Figure dataset records:
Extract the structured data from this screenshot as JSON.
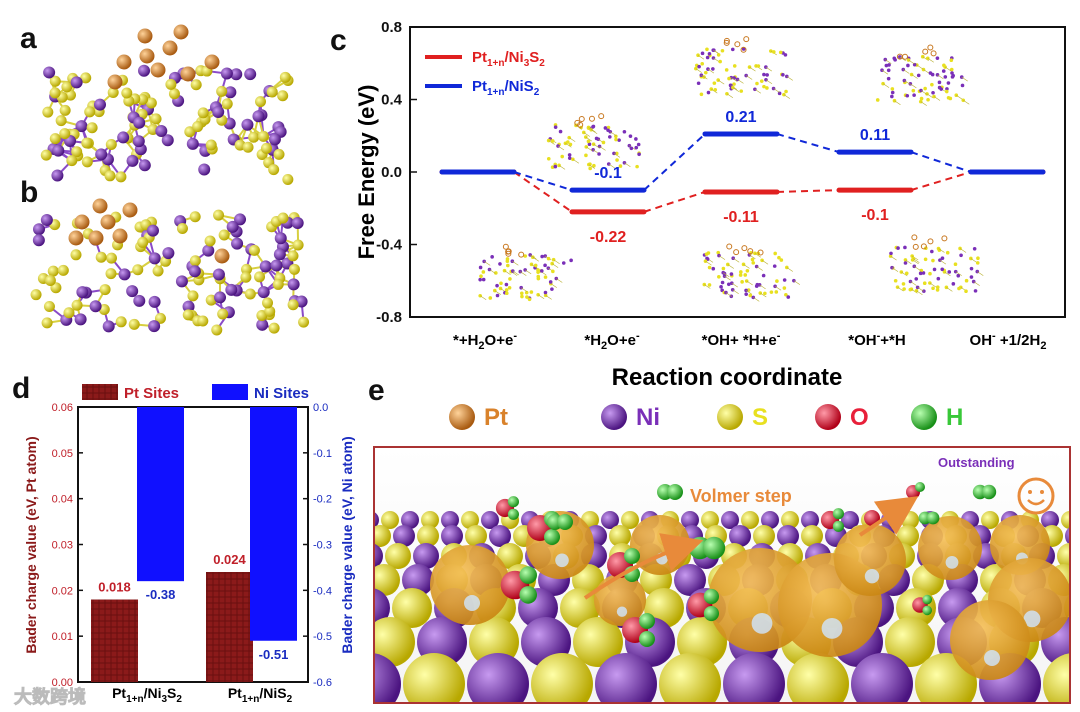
{
  "panels": {
    "a": "a",
    "b": "b",
    "c": "c",
    "d": "d",
    "e": "e"
  },
  "colors": {
    "red": "#e02020",
    "blue": "#1028d8",
    "pt": "#d9822b",
    "ni": "#7a2fb8",
    "s": "#e8e020",
    "o": "#e8203a",
    "h": "#38c838",
    "dark_red": "#8b1a1a"
  },
  "chart_data": [
    {
      "id": "c",
      "type": "line",
      "xlabel": "Reaction coordinate",
      "ylabel": "Free Energy (eV)",
      "ylim": [
        -0.8,
        0.8
      ],
      "yticks": [
        "-0.8",
        "-0.4",
        "0.0",
        "0.4",
        "0.8"
      ],
      "categories": [
        "*+H2O+e-",
        "*H2O+e-",
        "*OH+ *H+e-",
        "*OH-+*H",
        "OH- +1/2H2"
      ],
      "series": [
        {
          "name": "Pt1+n/Ni3S2",
          "color": "#e02020",
          "values": [
            0,
            -0.22,
            -0.11,
            -0.1,
            0
          ],
          "labels": [
            "",
            "-0.22",
            "-0.11",
            "-0.1",
            ""
          ]
        },
        {
          "name": "Pt1+n/NiS2",
          "color": "#1028d8",
          "values": [
            0,
            -0.1,
            0.21,
            0.11,
            0
          ],
          "labels": [
            "",
            "-0.1",
            "0.21",
            "0.11",
            ""
          ]
        }
      ]
    },
    {
      "id": "d",
      "type": "bar",
      "categories": [
        "Pt1+n/Ni3S2",
        "Pt1+n/NiS2"
      ],
      "ylabel_left": "Bader charge value (eV, Pt atom)",
      "ylabel_right": "Bader charge value (eV, Ni atom)",
      "ylim_left": [
        0,
        0.06
      ],
      "yticks_left": [
        "0.00",
        "0.01",
        "0.02",
        "0.03",
        "0.04",
        "0.05",
        "0.06"
      ],
      "ylim_right": [
        -0.6,
        0
      ],
      "yticks_right": [
        "-0.6",
        "-0.5",
        "-0.4",
        "-0.3",
        "-0.2",
        "-0.1",
        "0.0"
      ],
      "series": [
        {
          "name": "Pt  Sites",
          "axis": "left",
          "values": [
            0.018,
            0.024
          ],
          "labels": [
            "0.018",
            "0.024"
          ]
        },
        {
          "name": "Ni Sites",
          "axis": "right",
          "values": [
            -0.38,
            -0.51
          ],
          "labels": [
            "-0.38",
            "-0.51"
          ]
        }
      ]
    }
  ],
  "legend_e": [
    {
      "name": "Pt",
      "color": "#d9822b"
    },
    {
      "name": "Ni",
      "color": "#7a2fb8"
    },
    {
      "name": "S",
      "color": "#e8e020"
    },
    {
      "name": "O",
      "color": "#e8203a"
    },
    {
      "name": "H",
      "color": "#38c838"
    }
  ],
  "scene": {
    "volmer": "Volmer step",
    "outstanding": "Outstanding"
  },
  "watermark": "大数跨境"
}
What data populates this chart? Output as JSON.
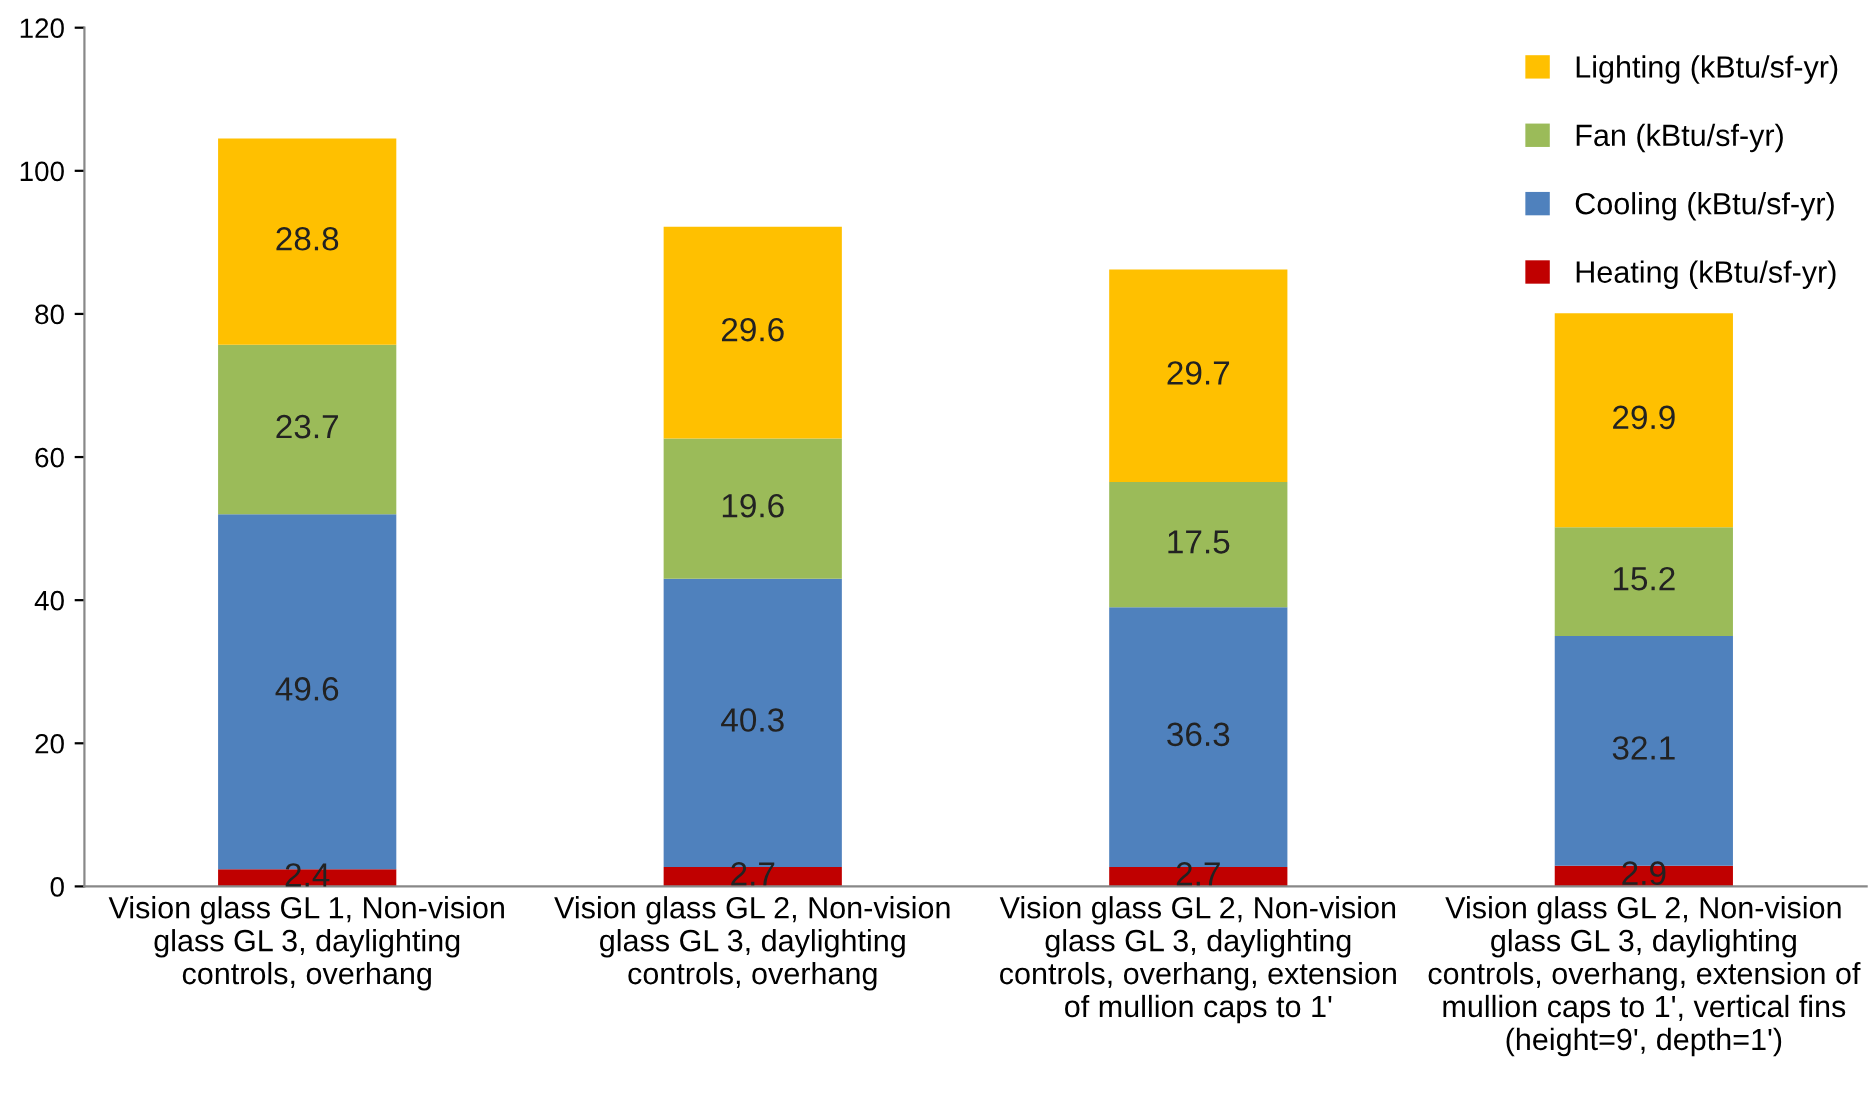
{
  "chart_data": {
    "type": "bar",
    "stacked": true,
    "categories": [
      "Vision glass GL 1, Non-vision\nglass GL 3, daylighting\ncontrols, overhang",
      "Vision glass GL 2, Non-vision\nglass GL 3, daylighting\ncontrols, overhang",
      "Vision glass GL 2, Non-vision\nglass GL 3, daylighting\ncontrols, overhang, extension\nof mullion caps to 1'",
      "Vision glass GL 2, Non-vision\nglass GL 3, daylighting\ncontrols, overhang, extension of\nmullion caps to 1', vertical fins\n(height=9', depth=1')"
    ],
    "series": [
      {
        "name": "Heating (kBtu/sf-yr)",
        "color": "#c00000",
        "values": [
          2.4,
          2.7,
          2.7,
          2.9
        ]
      },
      {
        "name": "Cooling (kBtu/sf-yr)",
        "color": "#4f81bd",
        "values": [
          49.6,
          40.3,
          36.3,
          32.1
        ]
      },
      {
        "name": "Fan (kBtu/sf-yr)",
        "color": "#9bbb59",
        "values": [
          23.7,
          19.6,
          17.5,
          15.2
        ]
      },
      {
        "name": "Lighting (kBtu/sf-yr)",
        "color": "#ffc000",
        "values": [
          28.8,
          29.6,
          29.7,
          29.9
        ]
      }
    ],
    "ylim": [
      0,
      120
    ],
    "yticks": [
      0,
      20,
      40,
      60,
      80,
      100,
      120
    ],
    "data_labels": true,
    "legend": "top right",
    "grid": false
  }
}
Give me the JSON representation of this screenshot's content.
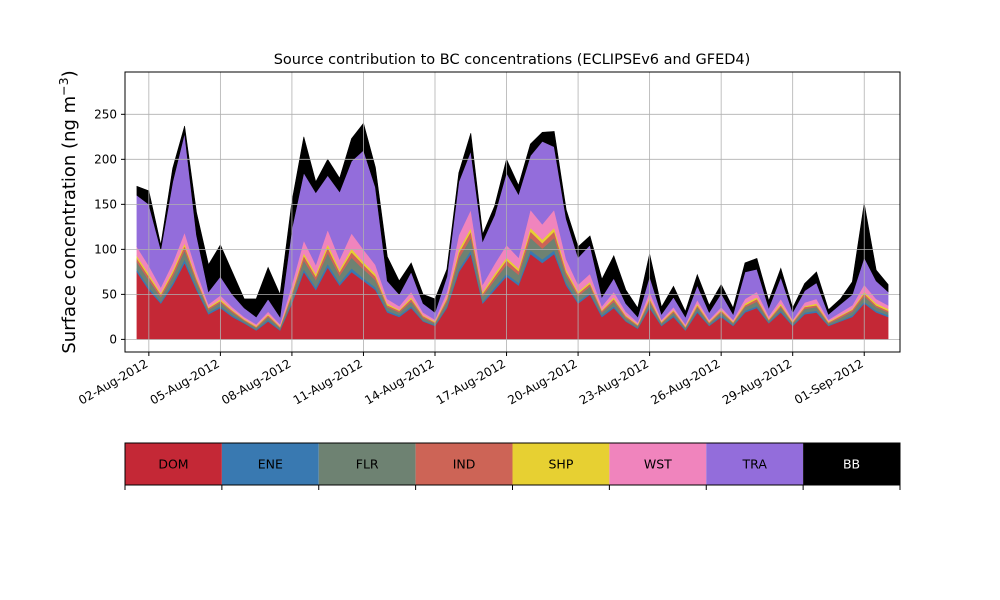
{
  "chart_data": {
    "type": "area",
    "stacked": true,
    "title": "Source contribution to BC concentrations (ECLIPSEv6 and GFED4)",
    "ylabel": "Surface concentration (ng m",
    "ylabel_exponent": "−3",
    "ylabel_close": ")",
    "xlabel": "",
    "grid": true,
    "legend_placement": "bottom",
    "ylim": [
      -14,
      297
    ],
    "xlim": [
      "2012-08-01T00:00",
      "2012-09-02T12:00"
    ],
    "yticks": [
      0,
      50,
      100,
      150,
      200,
      250
    ],
    "xticks": [
      {
        "date": "2012-08-02",
        "label": "02-Aug-2012"
      },
      {
        "date": "2012-08-05",
        "label": "05-Aug-2012"
      },
      {
        "date": "2012-08-08",
        "label": "08-Aug-2012"
      },
      {
        "date": "2012-08-11",
        "label": "11-Aug-2012"
      },
      {
        "date": "2012-08-14",
        "label": "14-Aug-2012"
      },
      {
        "date": "2012-08-17",
        "label": "17-Aug-2012"
      },
      {
        "date": "2012-08-20",
        "label": "20-Aug-2012"
      },
      {
        "date": "2012-08-23",
        "label": "23-Aug-2012"
      },
      {
        "date": "2012-08-26",
        "label": "26-Aug-2012"
      },
      {
        "date": "2012-08-29",
        "label": "29-Aug-2012"
      },
      {
        "date": "2012-09-01",
        "label": "01-Sep-2012"
      }
    ],
    "x": [
      "2012-08-01T12:00",
      "2012-08-02T00:00",
      "2012-08-02T12:00",
      "2012-08-03T00:00",
      "2012-08-03T12:00",
      "2012-08-04T00:00",
      "2012-08-04T12:00",
      "2012-08-05T00:00",
      "2012-08-05T12:00",
      "2012-08-06T00:00",
      "2012-08-06T12:00",
      "2012-08-07T00:00",
      "2012-08-07T12:00",
      "2012-08-08T00:00",
      "2012-08-08T12:00",
      "2012-08-09T00:00",
      "2012-08-09T12:00",
      "2012-08-10T00:00",
      "2012-08-10T12:00",
      "2012-08-11T00:00",
      "2012-08-11T12:00",
      "2012-08-12T00:00",
      "2012-08-12T12:00",
      "2012-08-13T00:00",
      "2012-08-13T12:00",
      "2012-08-14T00:00",
      "2012-08-14T12:00",
      "2012-08-15T00:00",
      "2012-08-15T12:00",
      "2012-08-16T00:00",
      "2012-08-16T12:00",
      "2012-08-17T00:00",
      "2012-08-17T12:00",
      "2012-08-18T00:00",
      "2012-08-18T12:00",
      "2012-08-19T00:00",
      "2012-08-19T12:00",
      "2012-08-20T00:00",
      "2012-08-20T12:00",
      "2012-08-21T00:00",
      "2012-08-21T12:00",
      "2012-08-22T00:00",
      "2012-08-22T12:00",
      "2012-08-23T00:00",
      "2012-08-23T12:00",
      "2012-08-24T00:00",
      "2012-08-24T12:00",
      "2012-08-25T00:00",
      "2012-08-25T12:00",
      "2012-08-26T00:00",
      "2012-08-26T12:00",
      "2012-08-27T00:00",
      "2012-08-27T12:00",
      "2012-08-28T00:00",
      "2012-08-28T12:00",
      "2012-08-29T00:00",
      "2012-08-29T12:00",
      "2012-08-30T00:00",
      "2012-08-30T12:00",
      "2012-08-31T00:00",
      "2012-08-31T12:00",
      "2012-09-01T00:00",
      "2012-09-01T12:00",
      "2012-09-02T00:00"
    ],
    "series": [
      {
        "name": "DOM",
        "color": "#c42836",
        "values": [
          75,
          55,
          40,
          60,
          85,
          55,
          28,
          35,
          25,
          18,
          10,
          20,
          10,
          40,
          75,
          55,
          80,
          60,
          75,
          65,
          55,
          30,
          25,
          35,
          20,
          15,
          35,
          75,
          95,
          40,
          55,
          70,
          60,
          95,
          85,
          95,
          60,
          40,
          50,
          25,
          35,
          20,
          12,
          35,
          15,
          25,
          10,
          30,
          15,
          25,
          15,
          30,
          35,
          18,
          30,
          15,
          28,
          30,
          15,
          20,
          25,
          40,
          30,
          25
        ]
      },
      {
        "name": "ENE",
        "color": "#3979b1",
        "values": [
          3,
          3,
          2,
          3,
          4,
          3,
          2,
          2,
          2,
          1,
          1,
          2,
          1,
          2,
          3,
          3,
          4,
          3,
          4,
          3,
          3,
          2,
          2,
          2,
          1,
          1,
          2,
          3,
          4,
          2,
          3,
          3,
          3,
          4,
          4,
          4,
          3,
          2,
          2,
          2,
          2,
          1,
          1,
          2,
          1,
          2,
          1,
          2,
          1,
          2,
          1,
          2,
          2,
          1,
          2,
          1,
          2,
          2,
          1,
          1,
          2,
          2,
          2,
          2
        ]
      },
      {
        "name": "FLR",
        "color": "#6e8272",
        "values": [
          8,
          8,
          5,
          7,
          10,
          6,
          3,
          4,
          3,
          2,
          2,
          3,
          2,
          6,
          10,
          8,
          12,
          8,
          12,
          10,
          8,
          4,
          3,
          5,
          3,
          2,
          5,
          12,
          14,
          6,
          8,
          10,
          9,
          14,
          12,
          14,
          8,
          6,
          7,
          3,
          5,
          3,
          2,
          5,
          2,
          3,
          2,
          4,
          2,
          3,
          2,
          4,
          5,
          2,
          4,
          2,
          4,
          4,
          2,
          3,
          4,
          6,
          4,
          3
        ]
      },
      {
        "name": "IND",
        "color": "#cd6456",
        "values": [
          4,
          4,
          3,
          4,
          5,
          3,
          2,
          2,
          2,
          1,
          1,
          2,
          1,
          3,
          5,
          4,
          6,
          4,
          6,
          5,
          4,
          2,
          2,
          3,
          2,
          1,
          3,
          6,
          7,
          3,
          4,
          5,
          4,
          7,
          6,
          7,
          4,
          3,
          3,
          2,
          3,
          2,
          1,
          3,
          1,
          2,
          1,
          2,
          1,
          2,
          1,
          2,
          3,
          1,
          2,
          1,
          2,
          2,
          1,
          2,
          2,
          3,
          2,
          2
        ]
      },
      {
        "name": "SHP",
        "color": "#e7d032",
        "values": [
          3,
          3,
          2,
          3,
          3,
          2,
          1,
          2,
          1,
          1,
          1,
          1,
          1,
          2,
          3,
          3,
          4,
          3,
          4,
          3,
          3,
          2,
          1,
          2,
          1,
          1,
          2,
          4,
          4,
          2,
          3,
          3,
          3,
          4,
          4,
          4,
          3,
          2,
          2,
          1,
          2,
          1,
          1,
          2,
          1,
          1,
          1,
          2,
          1,
          1,
          1,
          2,
          2,
          1,
          2,
          1,
          1,
          2,
          1,
          1,
          1,
          2,
          2,
          2
        ]
      },
      {
        "name": "WST",
        "color": "#f084bd",
        "values": [
          10,
          9,
          6,
          8,
          12,
          7,
          3,
          4,
          3,
          2,
          2,
          3,
          2,
          8,
          14,
          10,
          16,
          11,
          17,
          14,
          10,
          5,
          4,
          6,
          3,
          2,
          6,
          16,
          20,
          8,
          11,
          14,
          12,
          20,
          17,
          20,
          11,
          8,
          9,
          4,
          6,
          4,
          2,
          6,
          2,
          3,
          2,
          4,
          2,
          3,
          2,
          5,
          6,
          3,
          5,
          2,
          4,
          5,
          2,
          3,
          4,
          8,
          5,
          4
        ]
      },
      {
        "name": "TRA",
        "color": "#936ddb",
        "values": [
          57,
          68,
          42,
          90,
          110,
          40,
          14,
          21,
          14,
          10,
          8,
          14,
          8,
          62,
          75,
          80,
          60,
          75,
          80,
          110,
          86,
          20,
          13,
          22,
          10,
          8,
          17,
          59,
          65,
          48,
          54,
          80,
          70,
          60,
          92,
          70,
          45,
          30,
          32,
          10,
          15,
          9,
          6,
          17,
          6,
          11,
          8,
          16,
          8,
          15,
          6,
          30,
          25,
          9,
          24,
          8,
          13,
          18,
          6,
          9,
          12,
          30,
          20,
          15
        ]
      },
      {
        "name": "BB",
        "color": "#000000",
        "values": [
          10,
          15,
          5,
          15,
          8,
          25,
          30,
          35,
          25,
          10,
          20,
          35,
          25,
          30,
          40,
          12,
          18,
          15,
          25,
          30,
          22,
          27,
          15,
          10,
          10,
          15,
          8,
          10,
          20,
          8,
          10,
          15,
          10,
          13,
          10,
          17,
          10,
          12,
          10,
          20,
          25,
          15,
          10,
          25,
          8,
          12,
          6,
          12,
          8,
          10,
          7,
          10,
          12,
          8,
          10,
          5,
          8,
          12,
          5,
          6,
          14,
          60,
          12,
          8
        ]
      }
    ]
  },
  "legend": {
    "items": [
      {
        "label": "DOM",
        "color": "#c42836",
        "text_color": "#000000"
      },
      {
        "label": "ENE",
        "color": "#3979b1",
        "text_color": "#000000"
      },
      {
        "label": "FLR",
        "color": "#6e8272",
        "text_color": "#000000"
      },
      {
        "label": "IND",
        "color": "#cd6456",
        "text_color": "#000000"
      },
      {
        "label": "SHP",
        "color": "#e7d032",
        "text_color": "#000000"
      },
      {
        "label": "WST",
        "color": "#f084bd",
        "text_color": "#000000"
      },
      {
        "label": "TRA",
        "color": "#936ddb",
        "text_color": "#000000"
      },
      {
        "label": "BB",
        "color": "#000000",
        "text_color": "#ffffff"
      }
    ]
  }
}
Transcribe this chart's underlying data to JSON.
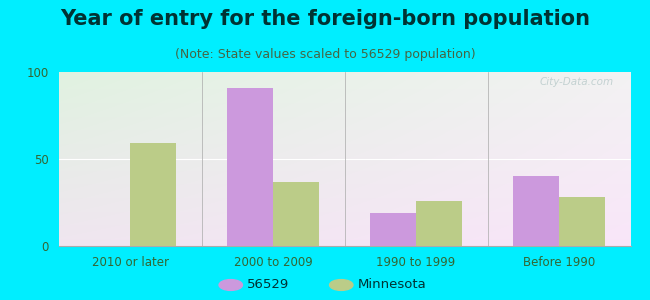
{
  "title": "Year of entry for the foreign-born population",
  "subtitle": "(Note: State values scaled to 56529 population)",
  "categories": [
    "2010 or later",
    "2000 to 2009",
    "1990 to 1999",
    "Before 1990"
  ],
  "series_56529": [
    0,
    91,
    19,
    40
  ],
  "series_minnesota": [
    59,
    37,
    26,
    28
  ],
  "color_56529": "#cc99dd",
  "color_minnesota": "#bbcc88",
  "legend_56529": "56529",
  "legend_minnesota": "Minnesota",
  "ylim": [
    0,
    100
  ],
  "yticks": [
    0,
    50,
    100
  ],
  "background_outer": "#00eeff",
  "bar_width": 0.32,
  "title_fontsize": 15,
  "subtitle_fontsize": 9,
  "tick_fontsize": 8.5,
  "legend_fontsize": 9.5,
  "watermark": "City-Data.com"
}
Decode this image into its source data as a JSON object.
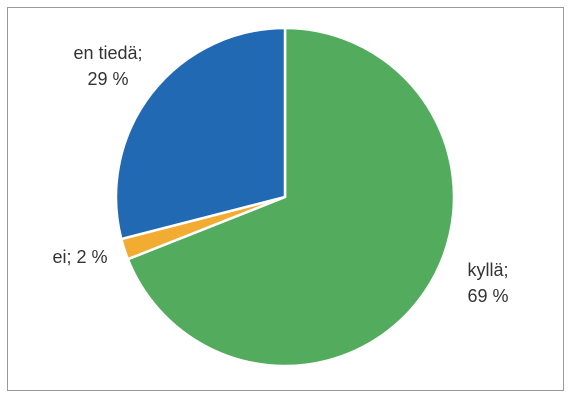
{
  "chart_data": {
    "type": "pie",
    "title": "",
    "slices": [
      {
        "label_line1": "kyllä;",
        "label_line2": "69 %",
        "value": 69,
        "color": "#53ab5d"
      },
      {
        "label_line1": "ei; 2 %",
        "label_line2": "",
        "value": 2,
        "color": "#f2ac32"
      },
      {
        "label_line1": "en tiedä;",
        "label_line2": "29 %",
        "value": 29,
        "color": "#2169b3"
      }
    ]
  }
}
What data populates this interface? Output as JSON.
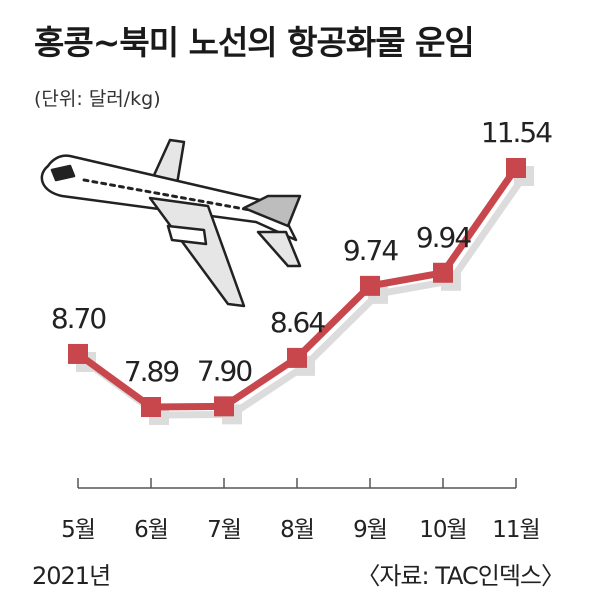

*Task goal*. Only a number is expected here: the count of lines in the listing that hold the string "screenshot".

*Output of the task*. 2